- **WHAT TO WORK ON**:
Write out everything in the material from the line containing "upload-cloud-icon[interactable] bbox=[32, 828, 76, 872]" down to the line containing "col-app[interactable]: App bbox=[2064, 487, 2087, 502]", character for character.

──────── RECORDS SUPPLIED ────────

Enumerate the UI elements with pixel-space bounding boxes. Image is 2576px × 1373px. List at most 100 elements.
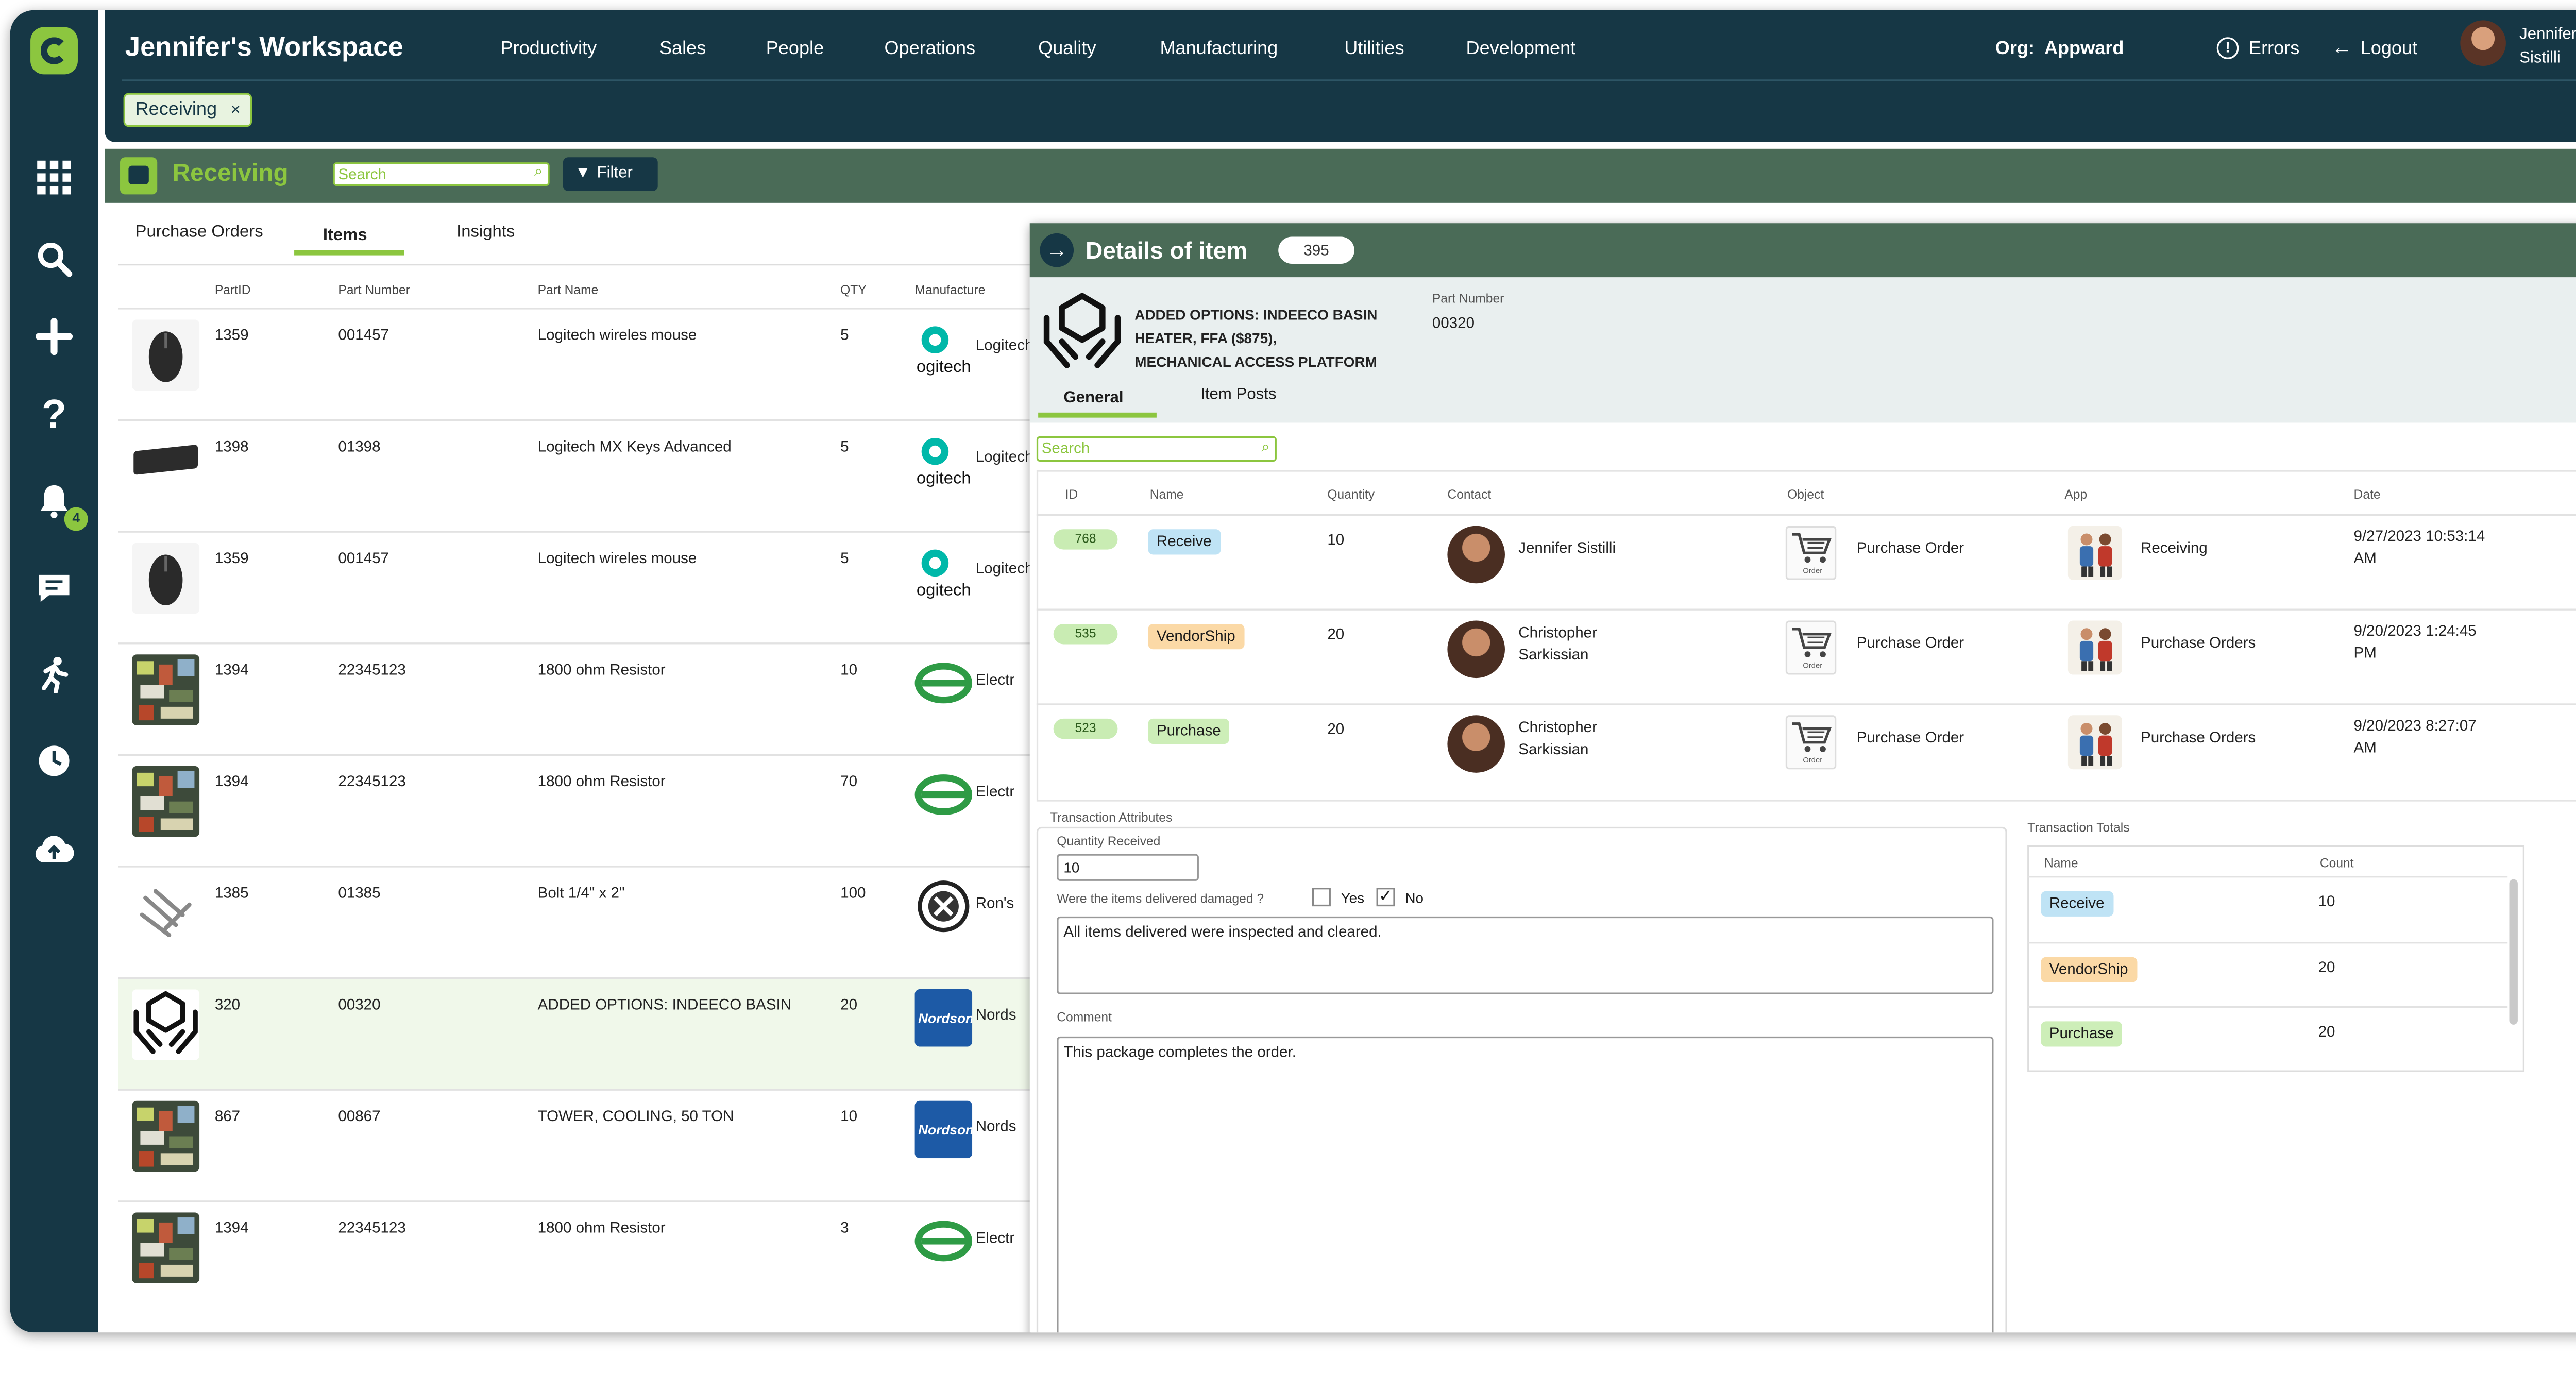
upload-cloud-icon[interactable] bbox=[32, 828, 76, 872]
nav-people[interactable]: People bbox=[766, 39, 824, 59]
user-avatar[interactable] bbox=[2460, 20, 2506, 66]
app-logo[interactable] bbox=[30, 27, 78, 75]
col-partid[interactable]: PartID bbox=[215, 282, 251, 298]
active-tab-indicator bbox=[294, 250, 404, 256]
nav-development[interactable]: Development bbox=[1466, 39, 1575, 59]
nav-operations[interactable]: Operations bbox=[884, 39, 975, 59]
chat-icon[interactable] bbox=[32, 566, 76, 610]
tab-general[interactable]: General bbox=[1063, 389, 1123, 408]
tabs-divider bbox=[118, 263, 1040, 266]
part-name: 1800 ohm Resistor bbox=[537, 772, 666, 790]
totals-col-name[interactable]: Name bbox=[2044, 856, 2078, 871]
col-app[interactable]: App bbox=[2064, 487, 2087, 502]
contact-name[interactable]: Christopher Sarkissian bbox=[1518, 717, 1597, 761]
add-icon[interactable] bbox=[32, 314, 76, 358]
module-search-input[interactable]: Search ⌕ bbox=[333, 162, 550, 187]
totals-count: 20 bbox=[2318, 1023, 2335, 1040]
part-id: 1359 bbox=[214, 326, 249, 344]
table-row[interactable]: 867 00867 TOWER, COOLING, 50 TON 10 Nordson N… bbox=[118, 1089, 1040, 1201]
nav-quality[interactable]: Quality bbox=[1038, 39, 1096, 59]
transaction-quantity: 10 bbox=[1327, 531, 1345, 548]
contact-avatar bbox=[1447, 620, 1505, 679]
object-name[interactable]: Purchase Order bbox=[1857, 538, 1964, 560]
tab-items[interactable]: Items bbox=[323, 227, 367, 245]
open-tab-receiving[interactable]: Receiving × bbox=[123, 93, 252, 127]
object-name[interactable]: Purchase Order bbox=[1857, 727, 1964, 749]
col-object[interactable]: Object bbox=[1787, 487, 1824, 502]
table-row[interactable]: 1398 01398 Logitech MX Keys Advanced 5 ogite… bbox=[118, 419, 1040, 531]
transactions-table-body: 768 Receive 10 Jennifer Sistilli Order Purcha… bbox=[1030, 514, 2576, 802]
logout-link[interactable]: Logout bbox=[2361, 39, 2417, 59]
manufacturer-logo: ogitech bbox=[915, 319, 973, 385]
col-qty[interactable]: QTY bbox=[840, 282, 867, 298]
table-row[interactable]: 1359 001457 Logitech wireles mouse 5 ogitech… bbox=[118, 308, 1040, 419]
table-row[interactable]: 320 00320 ADDED OPTIONS: INDEECO BASIN 20 No… bbox=[118, 977, 1040, 1089]
inspection-notes-textarea[interactable]: All items delivered were inspected and c… bbox=[1057, 916, 1994, 994]
app-name[interactable]: Purchase Orders bbox=[2141, 727, 2256, 749]
cart-caption: Order bbox=[1803, 756, 1823, 765]
item-hands-icon bbox=[1043, 293, 1121, 368]
error-icon[interactable]: ! bbox=[2216, 37, 2239, 59]
nav-sales[interactable]: Sales bbox=[659, 39, 706, 59]
col-quantity[interactable]: Quantity bbox=[1327, 487, 1375, 502]
transaction-row[interactable]: 523 Purchase 20 Christopher Sarkissian Order P… bbox=[1036, 703, 2576, 798]
transaction-row[interactable]: 768 Receive 10 Jennifer Sistilli Order Purcha… bbox=[1036, 514, 2576, 609]
nav-utilities[interactable]: Utilities bbox=[1344, 39, 1404, 59]
clock-icon[interactable] bbox=[32, 739, 76, 783]
totals-row[interactable]: Receive 10 bbox=[2027, 876, 2508, 940]
damaged-no-checkbox[interactable]: ✓ bbox=[1376, 888, 1395, 907]
workspace-title: Jennifer's Workspace bbox=[125, 33, 403, 63]
table-row[interactable]: 1394 22345123 1800 ohm Resistor 70 Electr bbox=[118, 754, 1040, 866]
org-label: Org: bbox=[1995, 39, 2035, 59]
object-name[interactable]: Purchase Order bbox=[1857, 632, 1964, 654]
tab-item-posts[interactable]: Item Posts bbox=[1200, 385, 1276, 404]
col-part-name[interactable]: Part Name bbox=[538, 282, 599, 298]
arrow-right-icon[interactable]: → bbox=[1040, 233, 1074, 267]
col-id[interactable]: ID bbox=[1065, 487, 1078, 502]
col-contact[interactable]: Contact bbox=[1447, 487, 1491, 502]
totals-row[interactable]: Purchase 20 bbox=[2027, 1006, 2508, 1071]
col-manufacture[interactable]: Manufacture bbox=[915, 282, 986, 298]
filter-button[interactable]: ▼ Filter bbox=[563, 157, 658, 191]
org-value[interactable]: Appward bbox=[2044, 39, 2124, 59]
col-name[interactable]: Name bbox=[1150, 487, 1184, 502]
nav-manufacturing[interactable]: Manufacturing bbox=[1160, 39, 1278, 59]
app-name[interactable]: Purchase Orders bbox=[2141, 632, 2256, 654]
totals-col-count[interactable]: Count bbox=[2320, 856, 2354, 871]
transaction-attributes-legend: Transaction Attributes bbox=[1046, 810, 1176, 825]
table-row[interactable]: 1394 22345123 1800 ohm Resistor 3 Electr bbox=[118, 1200, 1040, 1312]
nav-productivity[interactable]: Productivity bbox=[500, 39, 597, 59]
tab-purchase-orders[interactable]: Purchase Orders bbox=[135, 223, 263, 242]
totals-name-tag: VendorShip bbox=[2041, 956, 2137, 982]
transaction-date: 9/20/2023 1:24:45 PM bbox=[2353, 622, 2477, 662]
close-icon[interactable]: × bbox=[231, 101, 241, 120]
table-row[interactable]: 1359 001457 Logitech wireles mouse 5 ogitech… bbox=[118, 531, 1040, 643]
qty: 100 bbox=[840, 884, 866, 902]
tab-insights[interactable]: Insights bbox=[456, 223, 515, 242]
part-thumbnail bbox=[131, 1100, 200, 1172]
transaction-row[interactable]: 535 VendorShip 20 Christopher Sarkissian Orde… bbox=[1036, 608, 2576, 704]
details-search-input[interactable]: Search ⌕ bbox=[1036, 436, 1277, 462]
contact-name[interactable]: Christopher Sarkissian bbox=[1518, 622, 1597, 666]
damaged-yes-checkbox[interactable] bbox=[1312, 888, 1331, 907]
col-part-number[interactable]: Part Number bbox=[338, 282, 410, 298]
comment-textarea[interactable]: This package completes the order. bbox=[1057, 1036, 1994, 1333]
transaction-id-badge: 523 bbox=[1053, 718, 1118, 739]
help-icon[interactable]: ? bbox=[32, 392, 76, 438]
app-name[interactable]: Receiving bbox=[2141, 538, 2208, 560]
activity-icon[interactable] bbox=[32, 653, 76, 697]
table-row[interactable]: 1394 22345123 1800 ohm Resistor 10 Electr bbox=[118, 642, 1040, 754]
errors-link[interactable]: Errors bbox=[2249, 39, 2299, 59]
quantity-received-input[interactable]: 10 bbox=[1057, 854, 1199, 881]
arrow-left-icon[interactable]: ← bbox=[2332, 36, 2352, 59]
totals-row[interactable]: VendorShip 20 bbox=[2027, 941, 2508, 1005]
col-date[interactable]: Date bbox=[2354, 487, 2381, 502]
totals-scrollbar[interactable] bbox=[2509, 879, 2518, 1025]
table-row[interactable]: 1385 01385 Bolt 1/4" x 2" 100 Ron's bbox=[118, 866, 1040, 977]
contact-name[interactable]: Jennifer Sistilli bbox=[1518, 538, 1616, 560]
search-icon[interactable] bbox=[32, 236, 76, 280]
part-number: 22345123 bbox=[338, 661, 406, 679]
part-id: 320 bbox=[214, 996, 241, 1013]
apps-grid-icon[interactable] bbox=[32, 156, 76, 199]
part-id: 867 bbox=[214, 1107, 241, 1125]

────────

- **FULL RESPONSE**:
upload-cloud-icon[interactable] bbox=[32, 828, 76, 872]
nav-people[interactable]: People bbox=[766, 39, 824, 59]
user-avatar[interactable] bbox=[2460, 20, 2506, 66]
app-logo[interactable] bbox=[30, 27, 78, 75]
col-partid[interactable]: PartID bbox=[215, 282, 251, 298]
active-tab-indicator bbox=[294, 250, 404, 256]
nav-development[interactable]: Development bbox=[1466, 39, 1575, 59]
nav-operations[interactable]: Operations bbox=[884, 39, 975, 59]
chat-icon[interactable] bbox=[32, 566, 76, 610]
tab-general[interactable]: General bbox=[1063, 389, 1123, 408]
tabs-divider bbox=[118, 263, 1040, 266]
part-name: 1800 ohm Resistor bbox=[537, 772, 666, 790]
totals-col-name[interactable]: Name bbox=[2044, 856, 2078, 871]
col-app[interactable]: App bbox=[2064, 487, 2087, 502]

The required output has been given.